Dataset rows about figures:
----

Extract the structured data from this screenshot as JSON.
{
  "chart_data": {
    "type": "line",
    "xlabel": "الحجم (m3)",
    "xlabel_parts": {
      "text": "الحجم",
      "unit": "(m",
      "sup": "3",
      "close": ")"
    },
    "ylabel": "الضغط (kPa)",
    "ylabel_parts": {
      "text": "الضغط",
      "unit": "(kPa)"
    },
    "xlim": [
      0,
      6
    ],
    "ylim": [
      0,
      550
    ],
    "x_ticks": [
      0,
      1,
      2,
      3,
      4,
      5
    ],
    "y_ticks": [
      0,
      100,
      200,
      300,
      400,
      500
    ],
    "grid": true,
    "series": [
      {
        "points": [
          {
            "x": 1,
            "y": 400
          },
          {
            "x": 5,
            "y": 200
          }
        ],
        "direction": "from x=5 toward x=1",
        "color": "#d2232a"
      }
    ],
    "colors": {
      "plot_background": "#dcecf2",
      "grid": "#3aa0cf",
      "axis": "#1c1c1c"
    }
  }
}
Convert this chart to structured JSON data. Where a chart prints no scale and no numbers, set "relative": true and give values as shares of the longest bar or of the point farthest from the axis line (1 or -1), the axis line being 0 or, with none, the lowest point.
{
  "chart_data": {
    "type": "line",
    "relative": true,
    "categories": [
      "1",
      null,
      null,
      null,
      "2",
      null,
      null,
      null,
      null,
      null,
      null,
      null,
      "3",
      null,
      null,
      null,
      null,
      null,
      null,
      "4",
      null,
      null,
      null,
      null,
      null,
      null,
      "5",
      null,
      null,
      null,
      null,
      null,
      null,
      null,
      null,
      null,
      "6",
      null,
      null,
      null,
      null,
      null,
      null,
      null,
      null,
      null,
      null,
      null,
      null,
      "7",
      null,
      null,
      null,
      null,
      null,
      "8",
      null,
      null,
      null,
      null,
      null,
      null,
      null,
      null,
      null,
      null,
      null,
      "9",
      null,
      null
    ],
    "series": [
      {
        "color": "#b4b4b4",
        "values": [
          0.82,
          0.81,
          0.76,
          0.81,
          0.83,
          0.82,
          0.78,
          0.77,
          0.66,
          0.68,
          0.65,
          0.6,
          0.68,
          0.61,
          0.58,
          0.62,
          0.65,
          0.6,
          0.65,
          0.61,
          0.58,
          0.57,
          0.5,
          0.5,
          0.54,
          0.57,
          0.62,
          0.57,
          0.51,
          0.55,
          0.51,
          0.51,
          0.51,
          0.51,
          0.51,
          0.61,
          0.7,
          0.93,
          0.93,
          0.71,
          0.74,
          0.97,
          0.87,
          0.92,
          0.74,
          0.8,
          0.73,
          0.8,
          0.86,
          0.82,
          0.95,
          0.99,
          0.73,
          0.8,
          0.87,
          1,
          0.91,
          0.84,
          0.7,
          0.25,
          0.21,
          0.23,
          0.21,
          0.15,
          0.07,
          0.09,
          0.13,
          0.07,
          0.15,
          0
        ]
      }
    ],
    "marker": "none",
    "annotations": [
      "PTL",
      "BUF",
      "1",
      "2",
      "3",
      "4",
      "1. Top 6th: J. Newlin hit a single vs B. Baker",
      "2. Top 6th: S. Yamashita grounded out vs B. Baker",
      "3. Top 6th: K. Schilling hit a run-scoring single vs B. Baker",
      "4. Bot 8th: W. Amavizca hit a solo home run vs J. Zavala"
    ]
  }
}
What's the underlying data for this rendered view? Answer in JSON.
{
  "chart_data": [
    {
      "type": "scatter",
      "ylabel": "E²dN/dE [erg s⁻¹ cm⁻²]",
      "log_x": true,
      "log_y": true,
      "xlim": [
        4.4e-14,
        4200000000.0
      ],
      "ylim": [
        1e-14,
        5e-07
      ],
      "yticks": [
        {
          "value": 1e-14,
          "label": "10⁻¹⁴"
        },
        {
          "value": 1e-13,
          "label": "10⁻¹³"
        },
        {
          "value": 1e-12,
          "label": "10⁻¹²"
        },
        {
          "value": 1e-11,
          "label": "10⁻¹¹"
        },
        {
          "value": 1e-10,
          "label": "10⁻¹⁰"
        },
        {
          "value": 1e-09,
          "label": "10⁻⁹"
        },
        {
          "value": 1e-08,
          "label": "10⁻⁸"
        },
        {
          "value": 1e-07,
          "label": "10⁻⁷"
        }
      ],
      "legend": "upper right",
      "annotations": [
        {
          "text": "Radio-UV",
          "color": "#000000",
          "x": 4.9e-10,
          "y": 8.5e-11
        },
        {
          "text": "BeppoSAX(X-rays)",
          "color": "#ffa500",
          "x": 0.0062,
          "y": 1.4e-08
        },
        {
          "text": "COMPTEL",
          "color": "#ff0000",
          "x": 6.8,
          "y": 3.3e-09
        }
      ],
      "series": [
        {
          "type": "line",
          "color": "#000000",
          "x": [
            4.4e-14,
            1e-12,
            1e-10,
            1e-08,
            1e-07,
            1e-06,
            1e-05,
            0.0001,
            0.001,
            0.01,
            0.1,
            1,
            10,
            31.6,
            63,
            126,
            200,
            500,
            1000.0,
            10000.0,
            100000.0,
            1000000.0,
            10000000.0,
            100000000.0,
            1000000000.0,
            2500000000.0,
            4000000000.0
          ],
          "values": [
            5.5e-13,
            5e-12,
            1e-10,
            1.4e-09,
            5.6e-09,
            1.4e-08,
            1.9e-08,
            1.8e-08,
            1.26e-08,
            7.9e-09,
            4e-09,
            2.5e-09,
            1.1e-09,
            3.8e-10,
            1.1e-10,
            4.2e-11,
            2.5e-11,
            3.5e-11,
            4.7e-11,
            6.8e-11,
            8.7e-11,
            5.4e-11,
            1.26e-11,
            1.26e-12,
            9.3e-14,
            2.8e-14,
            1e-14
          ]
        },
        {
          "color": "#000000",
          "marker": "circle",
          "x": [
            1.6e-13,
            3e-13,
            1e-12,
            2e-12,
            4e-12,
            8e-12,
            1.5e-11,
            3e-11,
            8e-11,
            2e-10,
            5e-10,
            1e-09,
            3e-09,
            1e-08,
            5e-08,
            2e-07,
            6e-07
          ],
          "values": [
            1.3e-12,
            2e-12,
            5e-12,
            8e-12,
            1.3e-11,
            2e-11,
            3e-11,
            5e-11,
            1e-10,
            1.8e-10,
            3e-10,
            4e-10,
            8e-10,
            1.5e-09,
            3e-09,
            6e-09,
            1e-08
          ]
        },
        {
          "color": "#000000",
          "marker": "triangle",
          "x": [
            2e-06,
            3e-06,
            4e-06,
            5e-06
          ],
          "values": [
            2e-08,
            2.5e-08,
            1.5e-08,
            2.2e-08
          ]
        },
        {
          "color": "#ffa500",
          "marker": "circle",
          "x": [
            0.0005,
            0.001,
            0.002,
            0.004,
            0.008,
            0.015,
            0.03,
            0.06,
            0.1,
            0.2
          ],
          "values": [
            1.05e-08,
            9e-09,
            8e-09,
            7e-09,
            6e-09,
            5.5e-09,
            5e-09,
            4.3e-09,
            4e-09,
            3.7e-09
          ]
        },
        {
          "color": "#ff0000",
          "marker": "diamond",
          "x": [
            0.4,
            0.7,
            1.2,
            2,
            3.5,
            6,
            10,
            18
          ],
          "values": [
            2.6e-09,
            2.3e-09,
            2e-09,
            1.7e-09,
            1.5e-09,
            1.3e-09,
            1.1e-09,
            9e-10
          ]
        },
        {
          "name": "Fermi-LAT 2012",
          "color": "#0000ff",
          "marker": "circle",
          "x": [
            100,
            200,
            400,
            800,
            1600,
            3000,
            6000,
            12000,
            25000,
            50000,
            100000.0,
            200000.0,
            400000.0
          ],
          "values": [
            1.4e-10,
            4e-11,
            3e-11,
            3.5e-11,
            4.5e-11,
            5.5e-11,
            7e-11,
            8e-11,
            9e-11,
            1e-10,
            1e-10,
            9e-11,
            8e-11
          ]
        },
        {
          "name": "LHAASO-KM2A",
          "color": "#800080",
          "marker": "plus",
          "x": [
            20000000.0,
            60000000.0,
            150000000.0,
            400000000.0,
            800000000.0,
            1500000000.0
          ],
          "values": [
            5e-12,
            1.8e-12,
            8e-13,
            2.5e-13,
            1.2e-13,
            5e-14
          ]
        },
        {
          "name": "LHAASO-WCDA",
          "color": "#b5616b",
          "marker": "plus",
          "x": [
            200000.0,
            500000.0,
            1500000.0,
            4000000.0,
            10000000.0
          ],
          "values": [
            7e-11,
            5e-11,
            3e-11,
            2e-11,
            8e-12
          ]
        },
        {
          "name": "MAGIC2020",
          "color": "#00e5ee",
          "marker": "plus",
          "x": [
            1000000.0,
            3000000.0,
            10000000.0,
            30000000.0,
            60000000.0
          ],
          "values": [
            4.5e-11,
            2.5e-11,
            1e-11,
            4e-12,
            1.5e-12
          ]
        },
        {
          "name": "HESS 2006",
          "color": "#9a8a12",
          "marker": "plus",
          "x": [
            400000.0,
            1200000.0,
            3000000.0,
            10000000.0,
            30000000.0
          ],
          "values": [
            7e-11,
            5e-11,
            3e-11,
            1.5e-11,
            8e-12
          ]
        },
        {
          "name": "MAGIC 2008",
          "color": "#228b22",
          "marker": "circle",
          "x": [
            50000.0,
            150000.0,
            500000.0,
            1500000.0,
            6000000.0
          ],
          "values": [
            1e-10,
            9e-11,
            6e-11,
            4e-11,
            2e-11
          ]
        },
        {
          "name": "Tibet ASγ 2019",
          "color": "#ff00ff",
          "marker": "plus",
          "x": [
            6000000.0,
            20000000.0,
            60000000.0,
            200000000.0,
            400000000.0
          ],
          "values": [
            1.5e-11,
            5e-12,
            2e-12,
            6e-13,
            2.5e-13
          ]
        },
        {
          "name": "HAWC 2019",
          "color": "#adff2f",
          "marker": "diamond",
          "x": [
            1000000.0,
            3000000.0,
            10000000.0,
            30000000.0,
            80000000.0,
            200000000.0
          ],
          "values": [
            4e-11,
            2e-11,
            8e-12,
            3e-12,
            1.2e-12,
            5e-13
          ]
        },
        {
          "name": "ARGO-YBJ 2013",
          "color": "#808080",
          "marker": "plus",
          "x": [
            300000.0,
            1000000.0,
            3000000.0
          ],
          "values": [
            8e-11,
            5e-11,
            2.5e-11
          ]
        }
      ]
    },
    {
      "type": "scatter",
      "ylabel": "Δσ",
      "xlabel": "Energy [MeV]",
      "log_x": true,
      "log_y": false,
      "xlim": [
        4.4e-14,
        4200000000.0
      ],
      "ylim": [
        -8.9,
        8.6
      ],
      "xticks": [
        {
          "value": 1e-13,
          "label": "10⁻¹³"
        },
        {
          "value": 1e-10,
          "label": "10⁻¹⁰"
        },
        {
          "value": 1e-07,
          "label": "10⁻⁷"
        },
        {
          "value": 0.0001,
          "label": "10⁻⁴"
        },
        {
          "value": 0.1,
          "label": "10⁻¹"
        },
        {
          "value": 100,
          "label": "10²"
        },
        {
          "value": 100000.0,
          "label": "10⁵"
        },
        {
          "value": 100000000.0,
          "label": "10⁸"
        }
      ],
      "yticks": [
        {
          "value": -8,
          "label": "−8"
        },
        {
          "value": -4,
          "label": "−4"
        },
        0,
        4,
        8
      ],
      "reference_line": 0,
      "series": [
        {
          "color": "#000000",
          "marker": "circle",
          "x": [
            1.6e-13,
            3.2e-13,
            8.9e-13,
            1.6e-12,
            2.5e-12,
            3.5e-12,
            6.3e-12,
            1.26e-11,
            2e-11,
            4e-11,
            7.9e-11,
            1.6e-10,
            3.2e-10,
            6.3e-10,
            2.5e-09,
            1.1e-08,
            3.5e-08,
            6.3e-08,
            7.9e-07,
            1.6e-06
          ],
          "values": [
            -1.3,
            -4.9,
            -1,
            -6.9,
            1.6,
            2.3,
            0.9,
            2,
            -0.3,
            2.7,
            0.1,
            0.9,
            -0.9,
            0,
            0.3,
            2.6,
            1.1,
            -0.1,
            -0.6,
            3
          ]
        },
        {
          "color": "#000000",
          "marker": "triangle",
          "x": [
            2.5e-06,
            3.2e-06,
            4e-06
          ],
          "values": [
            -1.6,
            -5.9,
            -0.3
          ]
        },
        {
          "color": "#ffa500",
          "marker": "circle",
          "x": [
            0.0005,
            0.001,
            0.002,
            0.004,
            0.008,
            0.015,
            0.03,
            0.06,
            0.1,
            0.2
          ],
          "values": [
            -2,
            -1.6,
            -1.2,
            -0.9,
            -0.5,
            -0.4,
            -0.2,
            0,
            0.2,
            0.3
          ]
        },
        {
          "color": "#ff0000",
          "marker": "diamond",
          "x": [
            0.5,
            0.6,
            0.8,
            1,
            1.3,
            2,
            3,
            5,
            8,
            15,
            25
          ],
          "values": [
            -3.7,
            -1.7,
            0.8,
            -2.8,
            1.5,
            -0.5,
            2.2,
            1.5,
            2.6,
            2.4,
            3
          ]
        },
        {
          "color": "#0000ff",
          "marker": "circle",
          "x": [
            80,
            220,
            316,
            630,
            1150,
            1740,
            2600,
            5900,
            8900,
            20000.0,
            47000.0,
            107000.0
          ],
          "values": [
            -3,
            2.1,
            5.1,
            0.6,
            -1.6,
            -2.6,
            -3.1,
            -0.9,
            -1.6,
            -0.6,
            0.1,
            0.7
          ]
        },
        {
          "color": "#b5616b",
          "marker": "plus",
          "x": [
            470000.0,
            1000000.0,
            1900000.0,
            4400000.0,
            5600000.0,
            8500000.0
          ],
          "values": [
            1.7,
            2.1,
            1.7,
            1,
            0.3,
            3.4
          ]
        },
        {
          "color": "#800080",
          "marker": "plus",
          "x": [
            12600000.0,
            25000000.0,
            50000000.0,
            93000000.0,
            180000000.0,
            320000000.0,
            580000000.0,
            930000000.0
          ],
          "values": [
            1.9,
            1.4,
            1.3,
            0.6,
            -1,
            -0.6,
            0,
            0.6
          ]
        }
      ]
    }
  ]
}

----

(What you are asked to do) Gather every line from the entries above where the word "relative" appears, and copy them.

(Answer to this problem)
Convert this chart to structured JSON data. Where a chart prints no scale and no numbers, set "relative": true and give values as shares of the longest bar or of the point farthest from the axis line (1 or -1), the axis line being 0 or, with none, the lowest point.
    "relative": true,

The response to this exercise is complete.